Exercise data ::
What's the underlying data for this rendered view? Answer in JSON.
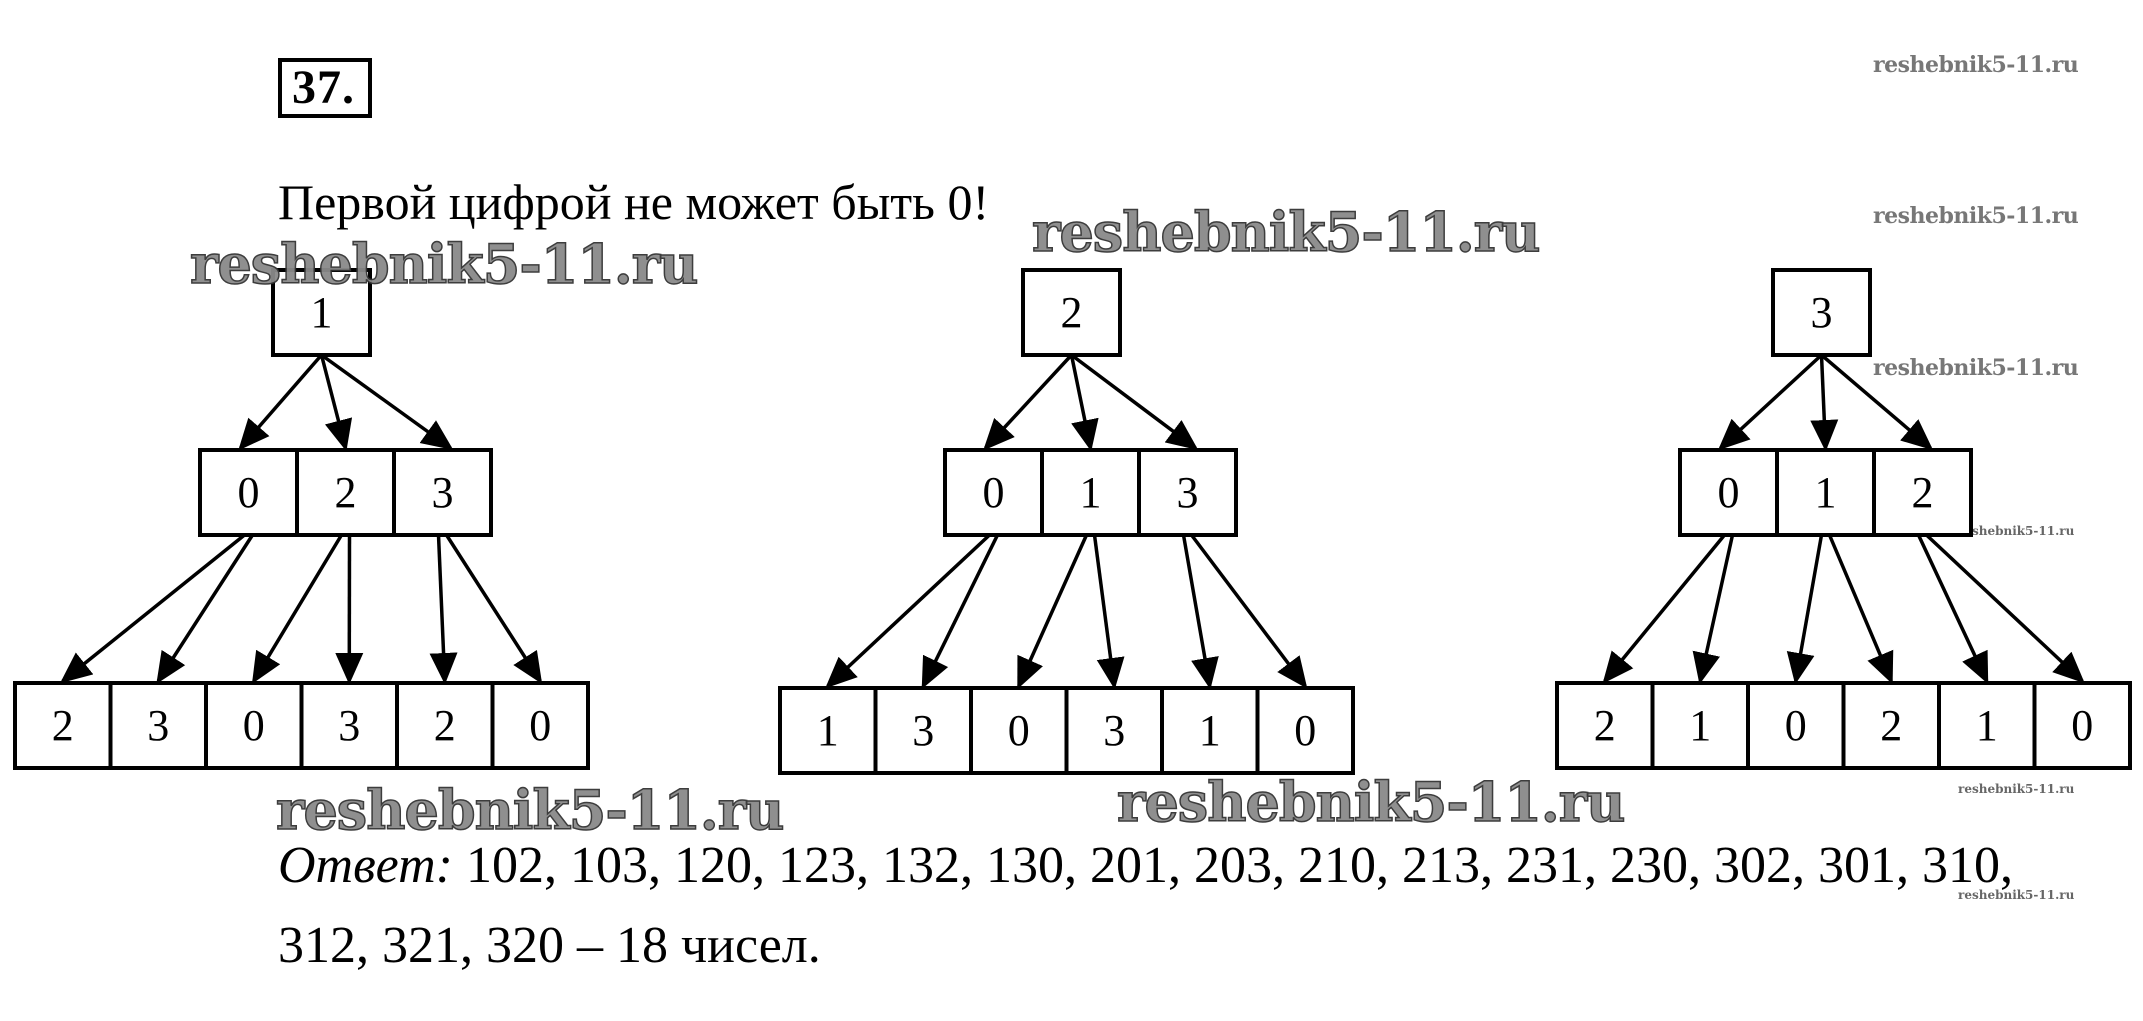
{
  "problem": {
    "number": "37",
    "number_suffix": ".",
    "statement": "Первой цифрой не может быть 0!"
  },
  "trees": [
    {
      "root": "1",
      "second": [
        "0",
        "2",
        "3"
      ],
      "third": [
        "2",
        "3",
        "0",
        "3",
        "2",
        "0"
      ]
    },
    {
      "root": "2",
      "second": [
        "0",
        "1",
        "3"
      ],
      "third": [
        "1",
        "3",
        "0",
        "3",
        "1",
        "0"
      ]
    },
    {
      "root": "3",
      "second": [
        "0",
        "1",
        "2"
      ],
      "third": [
        "2",
        "1",
        "0",
        "2",
        "1",
        "0"
      ]
    }
  ],
  "answer": {
    "label": "Ответ:",
    "line1": "102, 103, 120, 123, 132, 130, 201, 203, 210, 213, 231, 230, 302, 301, 310,",
    "line2": "312, 321, 320 – 18 чисел.",
    "numbers": [
      "102",
      "103",
      "120",
      "123",
      "132",
      "130",
      "201",
      "203",
      "210",
      "213",
      "231",
      "230",
      "302",
      "301",
      "310",
      "312",
      "321",
      "320"
    ],
    "count": 18
  },
  "watermark": {
    "text": "reshebnik5-11.ru"
  }
}
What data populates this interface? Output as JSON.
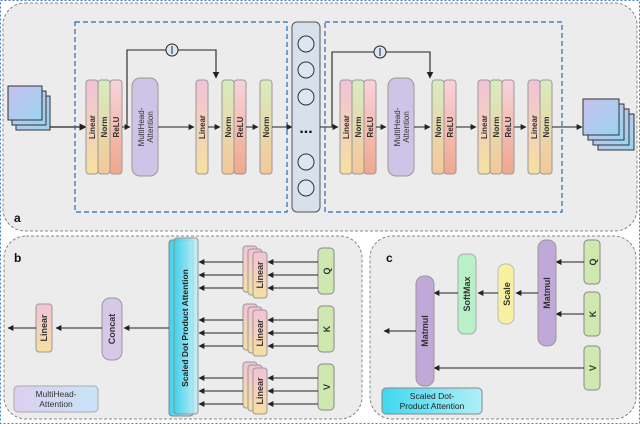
{
  "panels": {
    "a": "a",
    "b": "b",
    "c": "c"
  },
  "panel_a": {
    "encoder_blocks": [
      "Linear",
      "Norm",
      "ReLU",
      "MultiHead-\nAttention",
      "Linear",
      "Norm",
      "ReLU",
      "Norm"
    ],
    "decoder_blocks": [
      "Linear",
      "Norm",
      "ReLU",
      "MultiHead-\nAttention",
      "Norm",
      "ReLU",
      "Linear",
      "Norm",
      "ReLU"
    ],
    "middle_dots": "..."
  },
  "panel_b": {
    "inputs": [
      "Q",
      "K",
      "V"
    ],
    "linear_label": "Linear",
    "sdpa_label": "Scaled Dot Product Attention",
    "concat_label": "Concat",
    "linear_out_label": "Linear",
    "legend": "MultiHead-\nAttention"
  },
  "panel_c": {
    "inputs": [
      "Q",
      "K",
      "V"
    ],
    "matmul_top": "Matmul",
    "scale": "Scale",
    "softmax": "SoftMax",
    "matmul_bottom": "Matmul",
    "legend": "Scaled Dot-\nProduct Attention"
  },
  "colors": {
    "linear_top": "#f2c2d8",
    "linear_bottom": "#f6e0a0",
    "norm_top": "#d8ecc0",
    "norm_bottom": "#f4c89a",
    "relu_top": "#f7d2dc",
    "relu_bottom": "#f0a88c",
    "attention": "#cdc4e8",
    "qkv": "#cfe8b0",
    "sdpa_left": "#3dd0ea",
    "sdpa_right": "#c0ecf8",
    "concat": "#d8c8e8",
    "matmul": "#c0a8d8",
    "scale": "#f8f0a0",
    "softmax": "#b8f0c8",
    "legend_b": "#d8d0f0",
    "legend_c": "#70e0f0",
    "panel_bg": "#ececec",
    "dash_blue": "#2a66b8"
  }
}
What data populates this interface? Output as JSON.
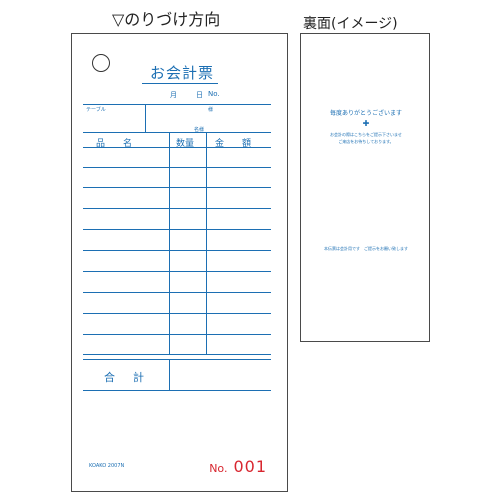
{
  "captions": {
    "front": "▽のりづけ方向",
    "back": "裏面(イメージ)"
  },
  "front": {
    "title": "お会計票",
    "date": {
      "month": "月",
      "day": "日",
      "no": "No."
    },
    "fields": {
      "table": "テーブル",
      "guest": "様",
      "people": "名様"
    },
    "columns": {
      "item": "品　　名",
      "qty": "数量",
      "amount": "金　　額"
    },
    "total": "合計",
    "brand": "KOAKO 2007N",
    "serial": {
      "prefix": "No.",
      "number": "001"
    }
  },
  "back": {
    "thanks": "毎度ありがとうございます",
    "plus": "✚",
    "note_line1": "お会計の際はこちらをご提示下さいませ",
    "note_line2": "ご来店をお待ちしております。",
    "footer": "本伝票は会計用です　ご提示をお願い致します"
  },
  "colors": {
    "print_blue": "#1c6fb3",
    "serial_red": "#d8262f",
    "border": "#4a4a4a"
  }
}
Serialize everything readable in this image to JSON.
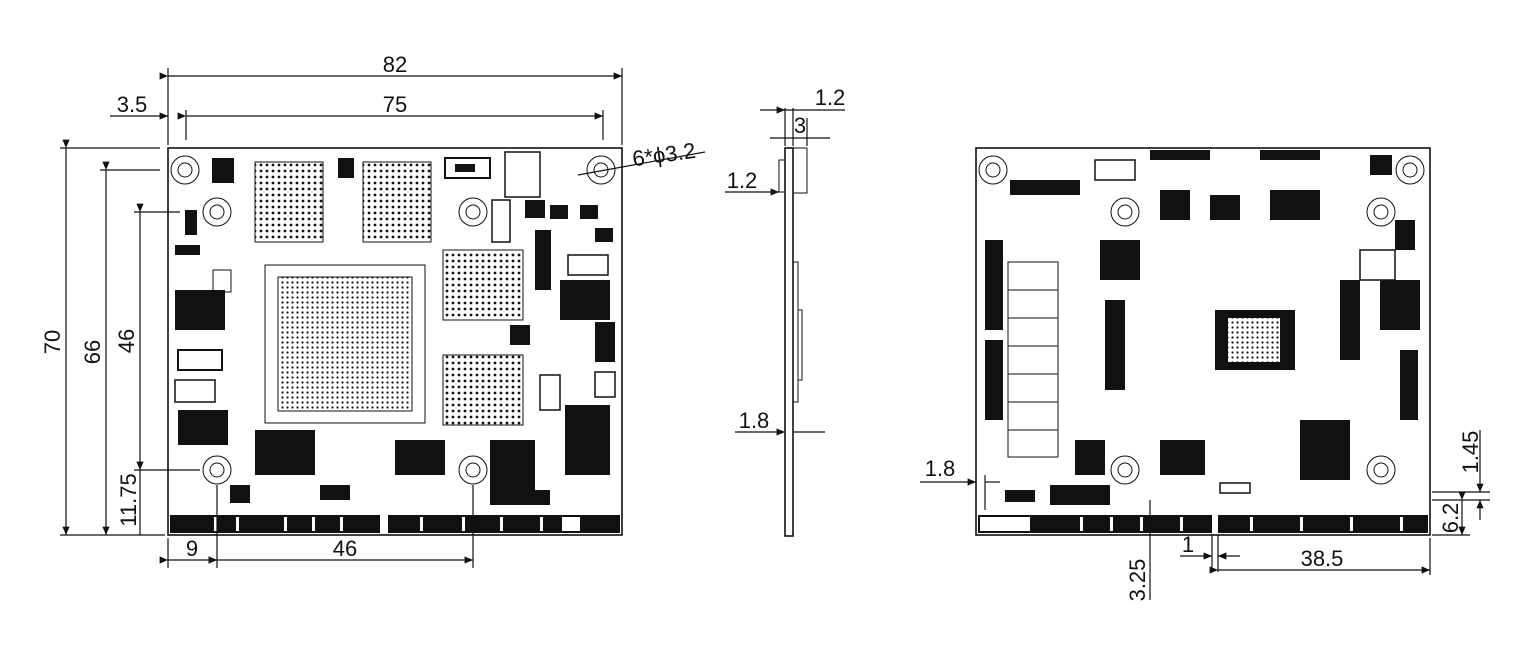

Stated task :: Images do not belong in the copy; reproduce all other parts of the records above verbatim.

The answer ::
What's the underlying data for this rendered view? Answer in JSON.
{
  "problem": {
    "number": "37",
    "number_suffix": ".",
    "statement": "Первой цифрой не может быть 0!"
  },
  "trees": [
    {
      "root": "1",
      "second": [
        "0",
        "2",
        "3"
      ],
      "third": [
        "2",
        "3",
        "0",
        "3",
        "2",
        "0"
      ]
    },
    {
      "root": "2",
      "second": [
        "0",
        "1",
        "3"
      ],
      "third": [
        "1",
        "3",
        "0",
        "3",
        "1",
        "0"
      ]
    },
    {
      "root": "3",
      "second": [
        "0",
        "1",
        "2"
      ],
      "third": [
        "2",
        "1",
        "0",
        "2",
        "1",
        "0"
      ]
    }
  ],
  "answer": {
    "label": "Ответ:",
    "line1": "102, 103, 120, 123, 132, 130, 201, 203, 210, 213, 231, 230, 302, 301, 310,",
    "line2": "312, 321, 320 – 18 чисел.",
    "numbers": [
      "102",
      "103",
      "120",
      "123",
      "132",
      "130",
      "201",
      "203",
      "210",
      "213",
      "231",
      "230",
      "302",
      "301",
      "310",
      "312",
      "321",
      "320"
    ],
    "count": 18
  },
  "watermark": {
    "text": "reshebnik5-11.ru"
  }
}
What data populates this interface? Output as JSON.
{
  "panels": {
    "a": "a",
    "b": "b",
    "c": "c"
  },
  "panel_a": {
    "encoder_blocks": [
      "Linear",
      "Norm",
      "ReLU",
      "MultiHead-\nAttention",
      "Linear",
      "Norm",
      "ReLU",
      "Norm"
    ],
    "decoder_blocks": [
      "Linear",
      "Norm",
      "ReLU",
      "MultiHead-\nAttention",
      "Norm",
      "ReLU",
      "Linear",
      "Norm",
      "ReLU"
    ],
    "middle_dots": "..."
  },
  "panel_b": {
    "inputs": [
      "Q",
      "K",
      "V"
    ],
    "linear_label": "Linear",
    "sdpa_label": "Scaled Dot Product Attention",
    "concat_label": "Concat",
    "linear_out_label": "Linear",
    "legend": "MultiHead-\nAttention"
  },
  "panel_c": {
    "inputs": [
      "Q",
      "K",
      "V"
    ],
    "matmul_top": "Matmul",
    "scale": "Scale",
    "softmax": "SoftMax",
    "matmul_bottom": "Matmul",
    "legend": "Scaled Dot-\nProduct Attention"
  },
  "colors": {
    "linear_top": "#f2c2d8",
    "linear_bottom": "#f6e0a0",
    "norm_top": "#d8ecc0",
    "norm_bottom": "#f4c89a",
    "relu_top": "#f7d2dc",
    "relu_bottom": "#f0a88c",
    "attention": "#cdc4e8",
    "qkv": "#cfe8b0",
    "sdpa_left": "#3dd0ea",
    "sdpa_right": "#c0ecf8",
    "concat": "#d8c8e8",
    "matmul": "#c0a8d8",
    "scale": "#f8f0a0",
    "softmax": "#b8f0c8",
    "legend_b": "#d8d0f0",
    "legend_c": "#70e0f0",
    "panel_bg": "#ececec",
    "dash_blue": "#2a66b8"
  }
}
What data populates this interface? Output as JSON.
{
  "captions": {
    "front": "▽のりづけ方向",
    "back": "裏面(イメージ)"
  },
  "front": {
    "title": "お会計票",
    "date": {
      "month": "月",
      "day": "日",
      "no": "No."
    },
    "fields": {
      "table": "テーブル",
      "guest": "様",
      "people": "名様"
    },
    "columns": {
      "item": "品　　名",
      "qty": "数量",
      "amount": "金　　額"
    },
    "total": "合計",
    "brand": "KOAKO 2007N",
    "serial": {
      "prefix": "No.",
      "number": "001"
    }
  },
  "back": {
    "thanks": "毎度ありがとうございます",
    "plus": "✚",
    "note_line1": "お会計の際はこちらをご提示下さいませ",
    "note_line2": "ご来店をお待ちしております。",
    "footer": "本伝票は会計用です　ご提示をお願い致します"
  },
  "colors": {
    "print_blue": "#1c6fb3",
    "serial_red": "#d8262f",
    "border": "#4a4a4a"
  }
}
Serialize everything readable in this image to JSON.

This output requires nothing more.